**WHAT YOU SHOULD DO**
From the entries below, gather every line containing the string "fill".

****

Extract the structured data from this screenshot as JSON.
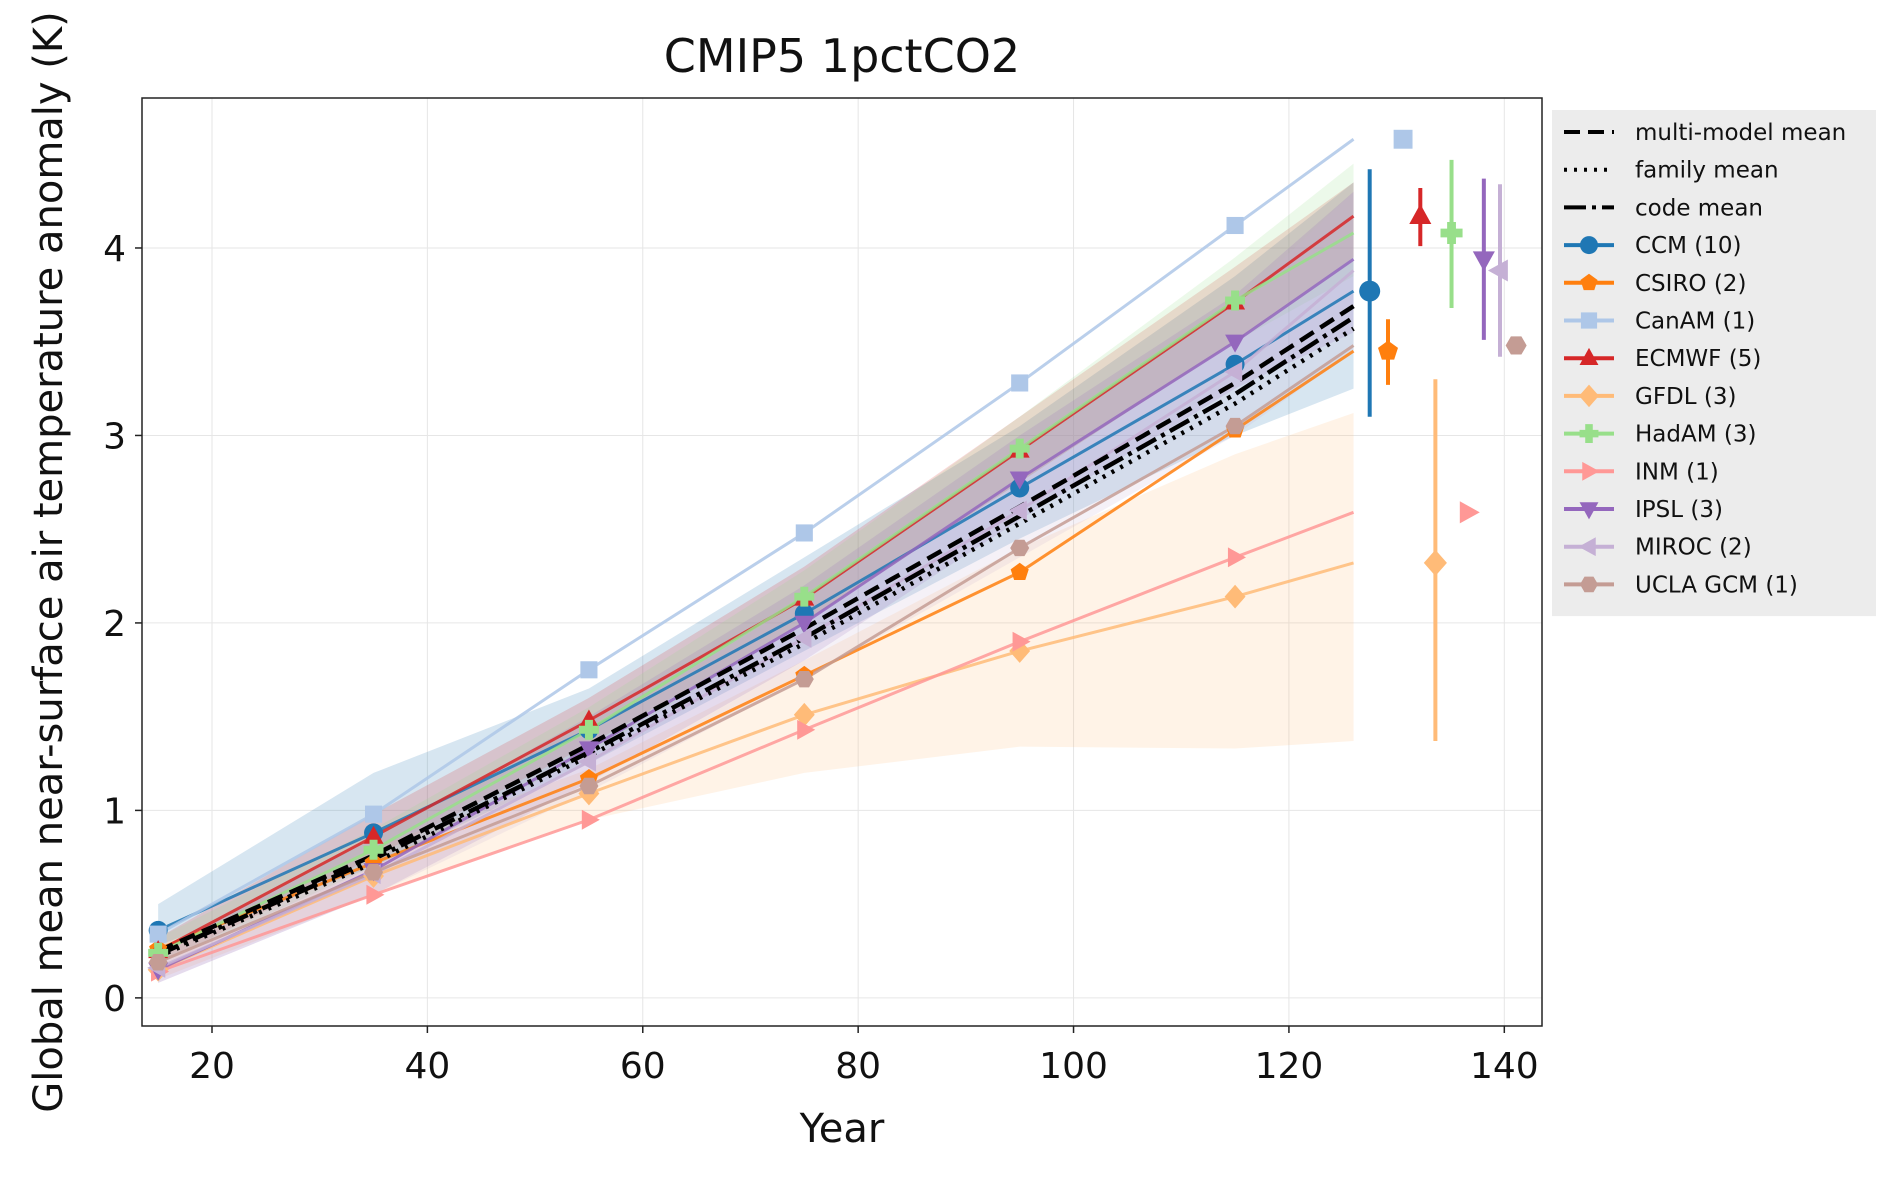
{
  "chart_data": {
    "type": "line",
    "title": "CMIP5 1pctCO2",
    "xlabel": "Year",
    "ylabel": "Global mean near-surface air temperature anomaly (K)",
    "xlim": [
      13.5,
      143.5
    ],
    "ylim": [
      -0.15,
      4.8
    ],
    "xticks": [
      20,
      40,
      60,
      80,
      100,
      120,
      140
    ],
    "yticks": [
      0,
      1,
      2,
      3,
      4
    ],
    "grid": true,
    "legend_position": "outside-right",
    "x": [
      15,
      35,
      55,
      75,
      95,
      115,
      126
    ],
    "means": [
      {
        "name": "multi-model mean",
        "style": "dashed",
        "values": [
          0.25,
          0.76,
          1.35,
          1.97,
          2.62,
          3.28,
          3.69
        ]
      },
      {
        "name": "family mean",
        "style": "dotted",
        "values": [
          0.22,
          0.72,
          1.29,
          1.89,
          2.53,
          3.17,
          3.57
        ]
      },
      {
        "name": "code mean",
        "style": "dashdot",
        "values": [
          0.23,
          0.74,
          1.31,
          1.92,
          2.57,
          3.22,
          3.63
        ]
      }
    ],
    "series": [
      {
        "name": "CCM (10)",
        "color": "#1f77b4",
        "marker": "circle",
        "values": [
          0.36,
          0.88,
          1.43,
          2.05,
          2.72,
          3.38,
          3.77
        ],
        "band": [
          [
            0.28,
            0.5
          ],
          [
            0.7,
            1.2
          ],
          [
            1.25,
            1.65
          ],
          [
            1.85,
            2.35
          ],
          [
            2.45,
            3.05
          ],
          [
            3.0,
            3.85
          ],
          [
            3.25,
            4.35
          ]
        ],
        "end": {
          "x": 127.5,
          "y": 3.77,
          "low": 3.1,
          "high": 4.42
        }
      },
      {
        "name": "CSIRO (2)",
        "color": "#ff7f0e",
        "marker": "pentagon",
        "values": [
          0.26,
          0.72,
          1.17,
          1.72,
          2.27,
          3.03,
          3.45
        ],
        "band": null,
        "end": {
          "x": 129.2,
          "y": 3.45,
          "low": 3.27,
          "high": 3.62
        }
      },
      {
        "name": "CanAM (1)",
        "color": "#aec7e8",
        "marker": "square",
        "values": [
          0.34,
          0.98,
          1.75,
          2.48,
          3.28,
          4.12,
          4.58
        ],
        "band": null,
        "end": {
          "x": 130.6,
          "y": 4.58,
          "low": null,
          "high": null
        }
      },
      {
        "name": "ECMWF (5)",
        "color": "#d62728",
        "marker": "triangle-up",
        "values": [
          0.25,
          0.86,
          1.48,
          2.13,
          2.92,
          3.71,
          4.17
        ],
        "band": [
          [
            0.18,
            0.32
          ],
          [
            0.75,
            0.98
          ],
          [
            1.35,
            1.6
          ],
          [
            2.0,
            2.3
          ],
          [
            2.75,
            3.1
          ],
          [
            3.5,
            3.9
          ],
          [
            3.95,
            4.35
          ]
        ],
        "end": {
          "x": 132.2,
          "y": 4.17,
          "low": 4.01,
          "high": 4.32
        }
      },
      {
        "name": "GFDL (3)",
        "color": "#ffbb78",
        "marker": "diamond",
        "values": [
          0.15,
          0.65,
          1.09,
          1.51,
          1.85,
          2.14,
          2.32
        ],
        "band": [
          [
            0.1,
            0.25
          ],
          [
            0.55,
            0.8
          ],
          [
            0.95,
            1.22
          ],
          [
            1.2,
            1.8
          ],
          [
            1.34,
            2.4
          ],
          [
            1.33,
            2.9
          ],
          [
            1.37,
            3.12
          ]
        ],
        "end": {
          "x": 133.6,
          "y": 2.32,
          "low": 1.37,
          "high": 3.3
        }
      },
      {
        "name": "HadAM (3)",
        "color": "#98df8a",
        "marker": "plus",
        "values": [
          0.24,
          0.79,
          1.43,
          2.14,
          2.93,
          3.72,
          4.08
        ],
        "band": [
          [
            0.18,
            0.32
          ],
          [
            0.7,
            0.9
          ],
          [
            1.3,
            1.55
          ],
          [
            2.0,
            2.28
          ],
          [
            2.75,
            3.1
          ],
          [
            3.5,
            3.95
          ],
          [
            3.85,
            4.45
          ]
        ],
        "end": {
          "x": 135.1,
          "y": 4.08,
          "low": 3.68,
          "high": 4.47
        }
      },
      {
        "name": "INM (1)",
        "color": "#ff9896",
        "marker": "triangle-right",
        "values": [
          0.14,
          0.55,
          0.95,
          1.43,
          1.9,
          2.35,
          2.59
        ],
        "band": null,
        "end": {
          "x": 136.6,
          "y": 2.59,
          "low": null,
          "high": null
        }
      },
      {
        "name": "IPSL (3)",
        "color": "#9467bd",
        "marker": "triangle-down",
        "values": [
          0.15,
          0.68,
          1.33,
          2.0,
          2.77,
          3.5,
          3.94
        ],
        "band": [
          [
            0.08,
            0.25
          ],
          [
            0.55,
            0.85
          ],
          [
            1.15,
            1.5
          ],
          [
            1.8,
            2.2
          ],
          [
            2.55,
            3.0
          ],
          [
            3.25,
            3.75
          ],
          [
            3.55,
            4.3
          ]
        ],
        "end": {
          "x": 138.1,
          "y": 3.94,
          "low": 3.51,
          "high": 4.37
        }
      },
      {
        "name": "MIROC (2)",
        "color": "#c5b0d5",
        "marker": "triangle-left",
        "values": [
          0.16,
          0.66,
          1.26,
          1.92,
          2.6,
          3.34,
          3.88
        ],
        "band": [
          [
            0.08,
            0.25
          ],
          [
            0.55,
            0.8
          ],
          [
            1.1,
            1.45
          ],
          [
            1.7,
            2.15
          ],
          [
            2.35,
            2.9
          ],
          [
            3.0,
            3.7
          ],
          [
            3.45,
            4.3
          ]
        ],
        "end": {
          "x": 139.6,
          "y": 3.88,
          "low": 3.42,
          "high": 4.34
        }
      },
      {
        "name": "UCLA GCM (1)",
        "color": "#c49c94",
        "marker": "hexagon",
        "values": [
          0.19,
          0.67,
          1.13,
          1.7,
          2.4,
          3.05,
          3.48
        ],
        "band": null,
        "end": {
          "x": 141.1,
          "y": 3.48,
          "low": null,
          "high": null
        }
      }
    ]
  }
}
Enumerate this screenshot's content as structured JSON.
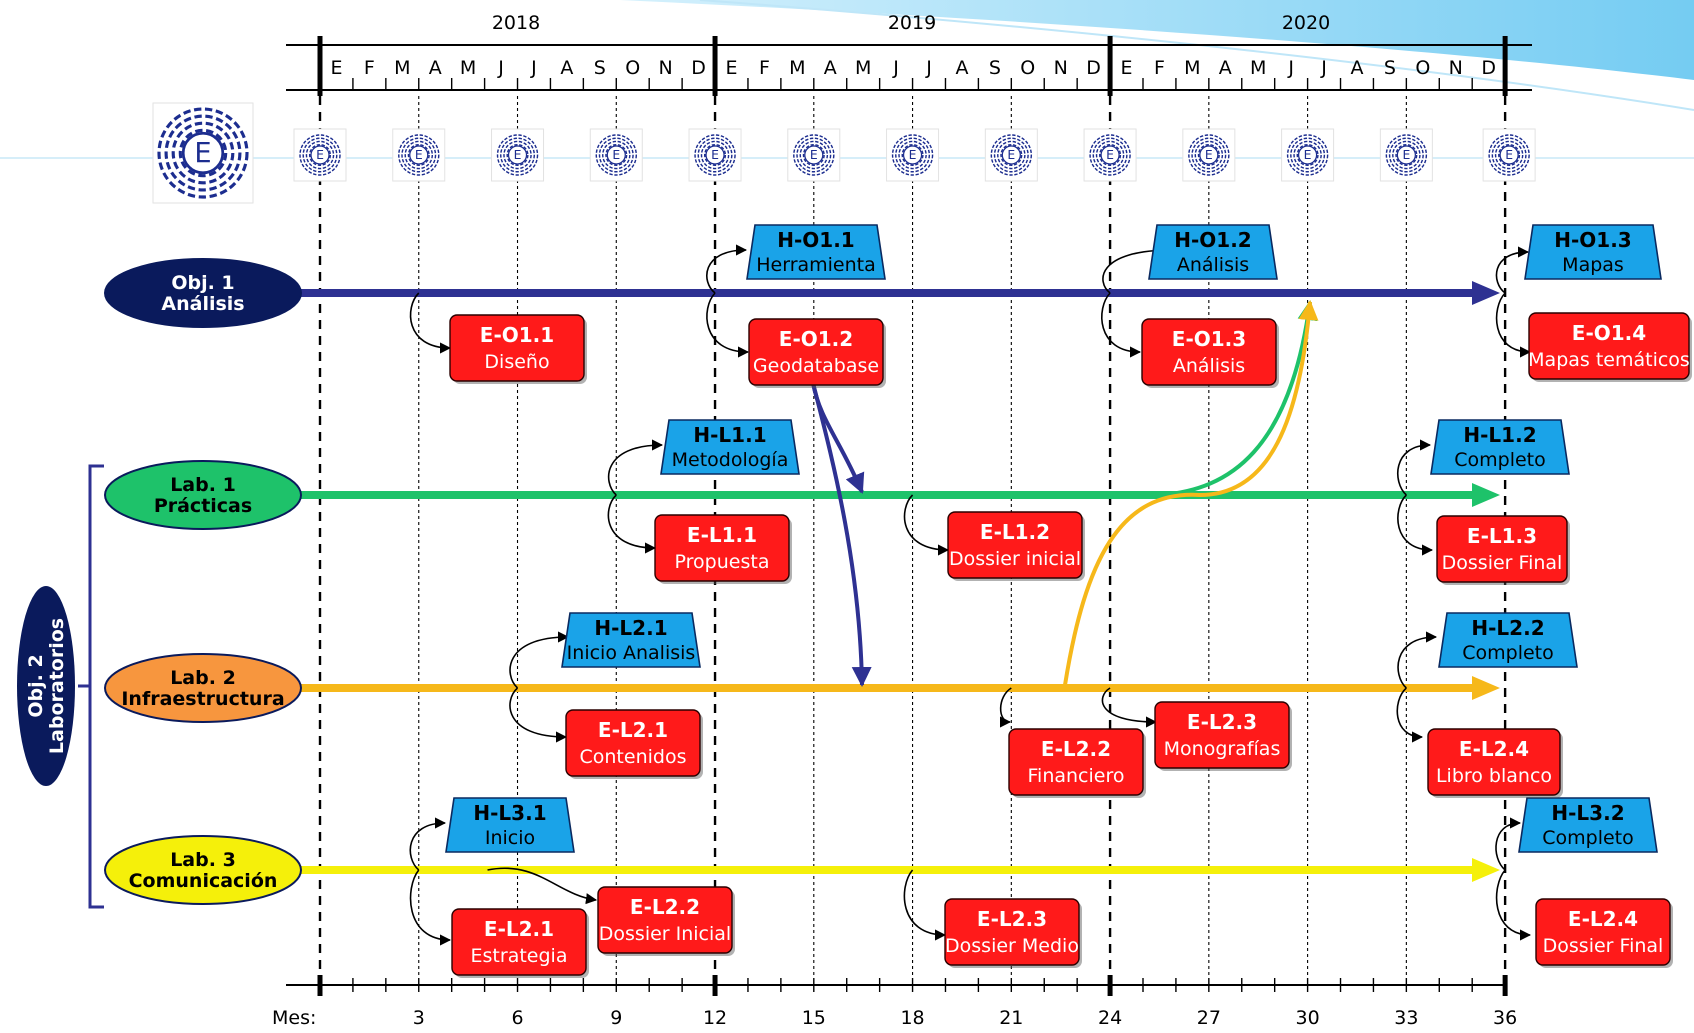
{
  "timeline": {
    "years": [
      "2018",
      "2019",
      "2020"
    ],
    "months": [
      "E",
      "F",
      "M",
      "A",
      "M",
      "J",
      "J",
      "A",
      "S",
      "O",
      "N",
      "D",
      "E",
      "F",
      "M",
      "A",
      "M",
      "J",
      "J",
      "A",
      "S",
      "O",
      "N",
      "D",
      "E",
      "F",
      "M",
      "A",
      "M",
      "J",
      "J",
      "A",
      "S",
      "O",
      "N",
      "D"
    ],
    "mes_label": "Mes:",
    "month_ticks": [
      "3",
      "6",
      "9",
      "12",
      "15",
      "18",
      "21",
      "24",
      "27",
      "30",
      "33",
      "36"
    ]
  },
  "logo": {
    "letter": "E"
  },
  "groups": {
    "obj2": {
      "line1": "Obj. 2",
      "line2": "Laboratorios",
      "color": "#0a1a5c"
    }
  },
  "lanes": [
    {
      "line1": "Obj. 1",
      "line2": "Análisis",
      "fill": "#0a1a5c",
      "text": "#ffffff",
      "arrow": "#2e3192"
    },
    {
      "line1": "Lab. 1",
      "line2": "Prácticas",
      "fill": "#1ec26a",
      "text": "#000000",
      "arrow": "#1ec26a"
    },
    {
      "line1": "Lab. 2",
      "line2": "Infraestructura",
      "fill": "#f7963e",
      "text": "#000000",
      "arrow": "#f6b81a"
    },
    {
      "line1": "Lab. 3",
      "line2": "Comunicación",
      "fill": "#f5f00a",
      "text": "#000000",
      "arrow": "#f5f00a"
    }
  ],
  "hitos": [
    {
      "code": "H-O1.1",
      "label": "Herramienta"
    },
    {
      "code": "H-O1.2",
      "label": "Análisis"
    },
    {
      "code": "H-O1.3",
      "label": "Mapas"
    },
    {
      "code": "H-L1.1",
      "label": "Metodología"
    },
    {
      "code": "H-L1.2",
      "label": "Completo"
    },
    {
      "code": "H-L2.1",
      "label": "Inicio Analisis"
    },
    {
      "code": "H-L2.2",
      "label": "Completo"
    },
    {
      "code": "H-L3.1",
      "label": "Inicio"
    },
    {
      "code": "H-L3.2",
      "label": "Completo"
    }
  ],
  "entregables": [
    {
      "code": "E-O1.1",
      "label": "Diseño"
    },
    {
      "code": "E-O1.2",
      "label": "Geodatabase"
    },
    {
      "code": "E-O1.3",
      "label": "Análisis"
    },
    {
      "code": "E-O1.4",
      "label": "Mapas temáticos"
    },
    {
      "code": "E-L1.1",
      "label": "Propuesta"
    },
    {
      "code": "E-L1.2",
      "label": "Dossier inicial"
    },
    {
      "code": "E-L1.3",
      "label": "Dossier Final"
    },
    {
      "code": "E-L2.1",
      "label": "Contenidos"
    },
    {
      "code": "E-L2.2",
      "label": "Financiero"
    },
    {
      "code": "E-L2.3",
      "label": "Monografías"
    },
    {
      "code": "E-L2.4",
      "label": "Libro blanco"
    },
    {
      "code": "E-L2.1",
      "label": "Estrategia"
    },
    {
      "code": "E-L2.2",
      "label": "Dossier Inicial"
    },
    {
      "code": "E-L2.3",
      "label": "Dossier Medio"
    },
    {
      "code": "E-L2.4",
      "label": "Dossier Final"
    }
  ],
  "colors": {
    "hito": "#1aa3e8",
    "entregable": "#ff1a1a",
    "light_blue": "#8ed3f5"
  }
}
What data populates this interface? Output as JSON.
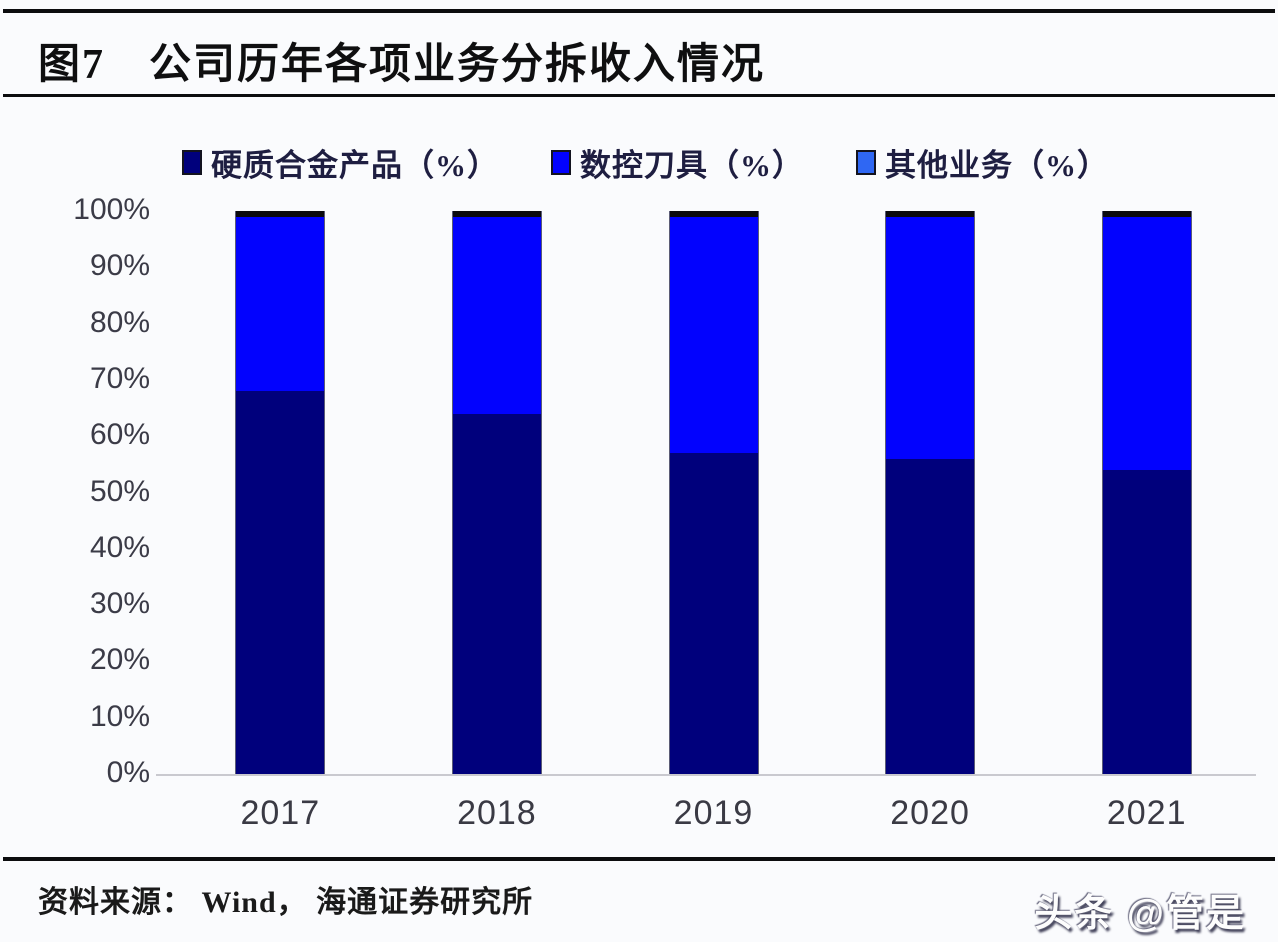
{
  "header": {
    "figure_label": "图7",
    "title": "公司历年各项业务分拆收入情况"
  },
  "source": {
    "label": "资料来源：",
    "text": " Wind， 海通证券研究所"
  },
  "watermark": "头条 @管是",
  "colors": {
    "hard_alloy_navy": "#00007c",
    "cnc_blue": "#0202fe",
    "other_bar_cap": "#0a0a0e",
    "other_legend_swatch": "#2f67f3",
    "axis_text": "#3b3b47",
    "legend_text": "#1e1e41",
    "rule_black": "#0c0c0e"
  },
  "chart_data": {
    "type": "bar",
    "stacked": true,
    "title": "图7 公司历年各项业务分拆收入情况",
    "categories": [
      "2017",
      "2018",
      "2019",
      "2020",
      "2021"
    ],
    "series": [
      {
        "name": "硬质合金产品（%）",
        "color": "#00007c",
        "legend_color": "#00007c",
        "values": [
          68,
          64,
          57,
          56,
          54
        ]
      },
      {
        "name": "数控刀具（%）",
        "color": "#0202fe",
        "legend_color": "#0202fe",
        "values": [
          31,
          35,
          42,
          43,
          45
        ]
      },
      {
        "name": "其他业务（%）",
        "color": "#0a0a0e",
        "legend_color": "#2f67f3",
        "values": [
          1,
          1,
          1,
          1,
          1
        ]
      }
    ],
    "xlabel": "",
    "ylabel": "",
    "ylim": [
      0,
      100
    ],
    "yticks": [
      "0%",
      "10%",
      "20%",
      "30%",
      "40%",
      "50%",
      "60%",
      "70%",
      "80%",
      "90%",
      "100%"
    ],
    "grid": false,
    "legend_position": "top"
  }
}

****

**RESPONSE**
      "fill": "#0a1a5c",
      "fill": "#1ec26a",
      "fill": "#f7963e",
      "fill": "#f5f00a",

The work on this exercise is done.